Copy out the entries below in full and exactly.

>> BEGIN Input

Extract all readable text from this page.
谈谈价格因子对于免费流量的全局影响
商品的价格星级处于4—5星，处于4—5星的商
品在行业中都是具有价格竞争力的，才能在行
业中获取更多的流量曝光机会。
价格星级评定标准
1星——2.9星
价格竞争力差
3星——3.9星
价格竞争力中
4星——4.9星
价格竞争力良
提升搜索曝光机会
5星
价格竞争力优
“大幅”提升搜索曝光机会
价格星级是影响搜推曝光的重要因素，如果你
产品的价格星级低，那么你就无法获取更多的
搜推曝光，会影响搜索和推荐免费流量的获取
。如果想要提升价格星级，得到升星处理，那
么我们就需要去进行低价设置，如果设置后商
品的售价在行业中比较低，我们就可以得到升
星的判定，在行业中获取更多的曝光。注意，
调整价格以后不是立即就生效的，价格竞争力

>> END Input

Written solution:
Extract all readable text from this page.
谈谈价格因子对于免费流量的全局影响
商品的价格星级处于4—5星，处于4—5星的商
品在行业中都是具有价格竞争力的，才能在行
业中获取更多的流量曝光机会。
价格星级评定标准
1星——2.9星
价格竞争力差
3星——3.9星
价格竞争力中
4星——4.9星
价格竞争力良
提升搜索曝光机会
5星
价格竞争力优
“大幅”提升搜索曝光机会
价格星级是影响搜推曝光的重要因素，如果你
产品的价格星级低，那么你就无法获取更多的
搜推曝光，会影响搜索和推荐免费流量的获取
。如果想要提升价格星级，得到升星处理，那
么我们就需要去进行低价设置，如果设置后商
品的售价在行业中比较低，我们就可以得到升
星的判定，在行业中获取更多的曝光。注意，
调整价格以后不是立即就生效的，价格竞争力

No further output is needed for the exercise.